**Exercise material**
....................

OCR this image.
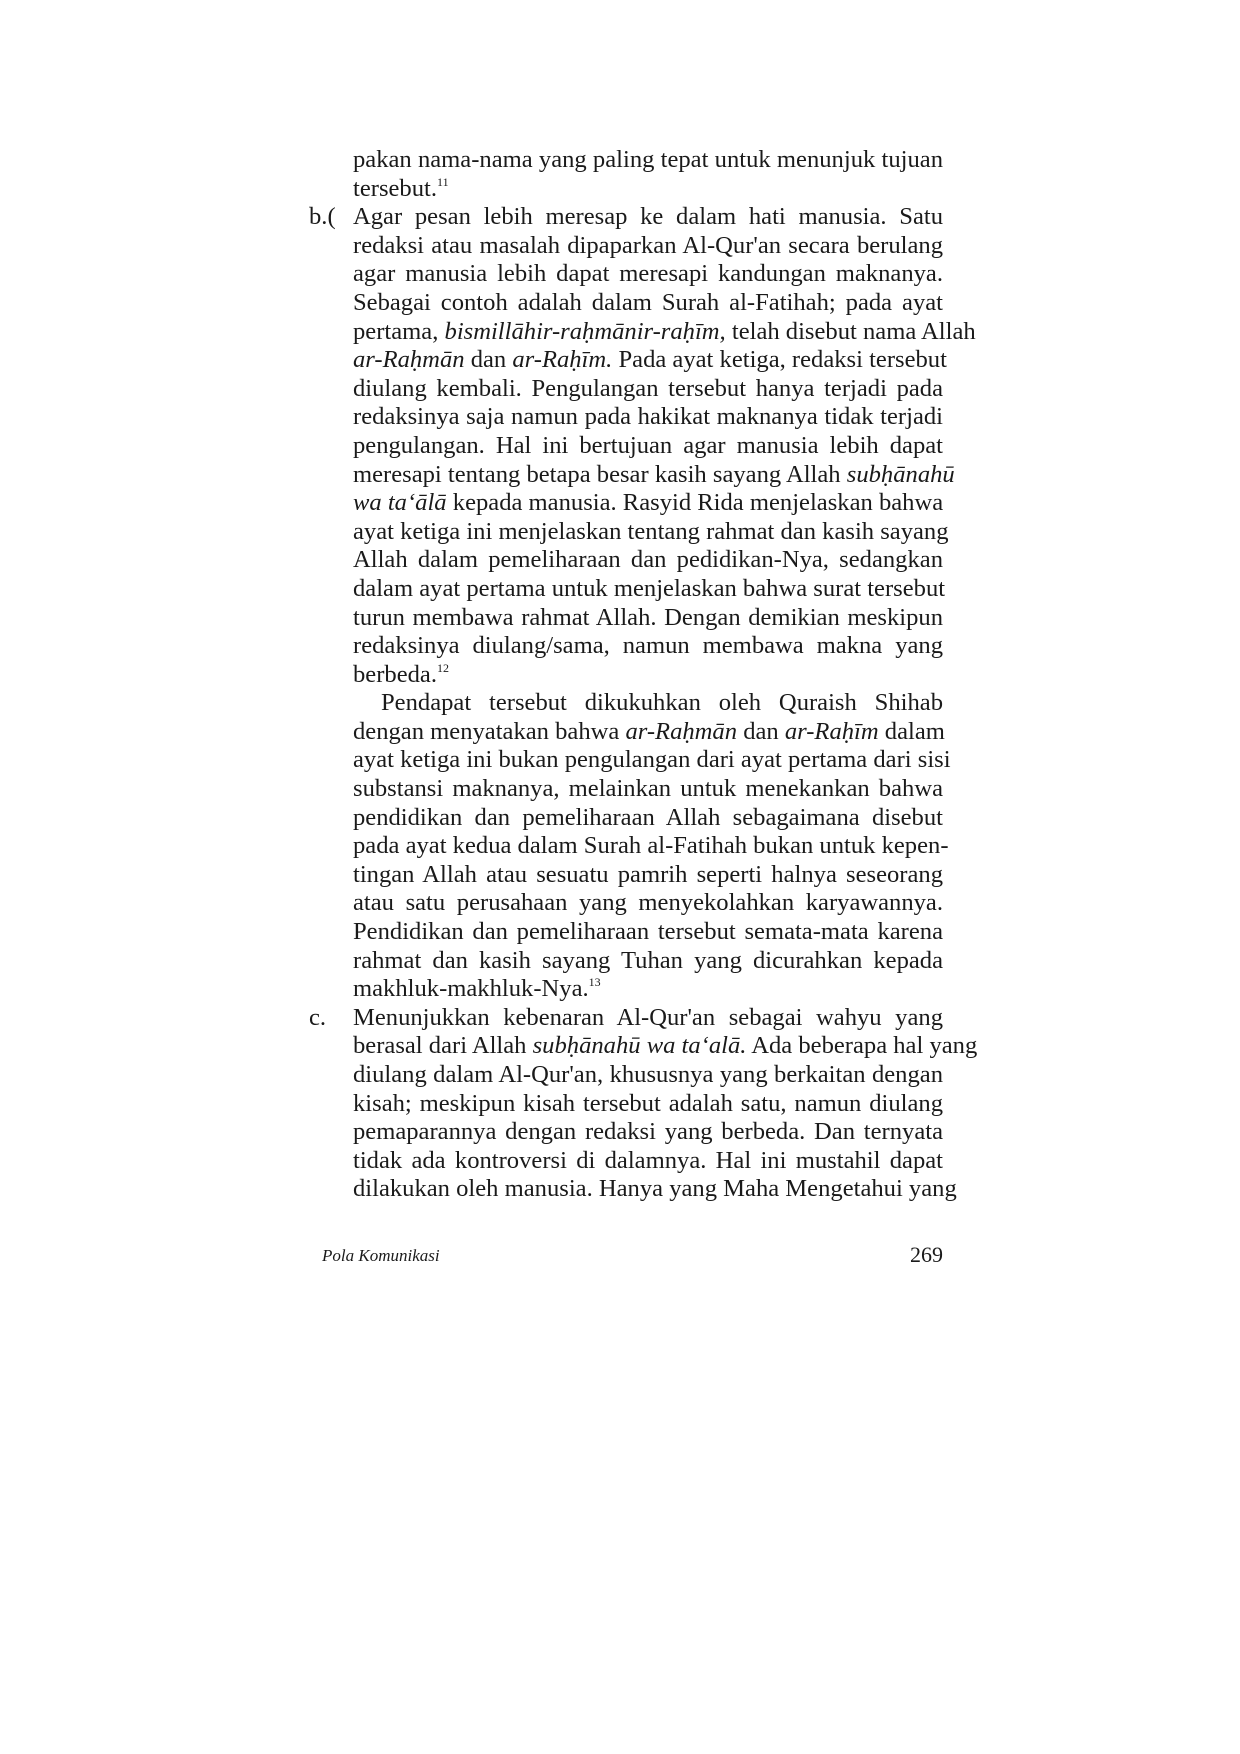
pakan nama-nama yang paling tepat untuk menunjuk tujuan
tersebut.$^{11}$
b.( Agar pesan lebih meresap ke dalam hati manusia. Satu
redaksi atau masalah dipaparkan Al-Qur'an secara berulang
agar manusia lebih dapat meresapi kandungan maknanya.
Sebagai contoh adalah dalam Surah al-Fatihah; pada ayat
pertama, bismillāhir-raḥmānir-raḥīm, telah disebut nama Allah
ar-Raḥmān dan ar-Raḥīm. Pada ayat ketiga, redaksi tersebut
diulang kembali. Pengulangan tersebut hanya terjadi pada
redaksinya saja namun pada hakikat maknanya tidak terjadi
pengulangan. Hal ini bertujuan agar manusia lebih dapat
meresapi tentang betapa besar kasih sayang Allah subḥānahū
wa ta‘ālā kepada manusia. Rasyid Rida menjelaskan bahwa
ayat ketiga ini menjelaskan tentang rahmat dan kasih sayang
Allah dalam pemeliharaan dan pedidikan-Nya, sedangkan
dalam ayat pertama untuk menjelaskan bahwa surat tersebut
turun membawa rahmat Allah. Dengan demikian meskipun
redaksinya diulang/sama, namun membawa makna yang
berbeda.$^{12}$
Pendapat tersebut dikukuhkan oleh Quraish Shihab
dengan menyatakan bahwa ar-Raḥmān dan ar-Raḥīm dalam
ayat ketiga ini bukan pengulangan dari ayat pertama dari sisi
substansi maknanya, melainkan untuk menekankan bahwa
pendidikan dan pemeliharaan Allah sebagaimana disebut
pada ayat kedua dalam Surah al-Fatihah bukan untuk kepen-
tingan Allah atau sesuatu pamrih seperti halnya seseorang
atau satu perusahaan yang menyekolahkan karyawannya.
Pendidikan dan pemeliharaan tersebut semata-mata karena
rahmat dan kasih sayang Tuhan yang dicurahkan kepada
makhluk-makhluk-Nya.$^{13}$
c.	Menunjukkan kebenaran Al-Qur'an sebagai wahyu yang
berasal dari Allah subḥānahū wa ta‘alā. Ada beberapa hal yang
diulang dalam Al-Qur'an, khususnya yang berkaitan dengan
kisah; meskipun kisah tersebut adalah satu, namun diulang
pemaparannya dengan redaksi yang berbeda. Dan ternyata
tidak ada kontroversi di dalamnya. Hal ini mustahil dapat
dilakukan oleh manusia. Hanya yang Maha Mengetahui yang
Pola Komunikasi	269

....................

**Task statement**
Check every line of the data, and copy the ones that contain "dari".

**Written solution**
ayat ketiga ini bukan pengulangan dari ayat pertama dari sisi
berasal dari Allah subḥānahū wa ta‘alā. Ada beberapa hal yang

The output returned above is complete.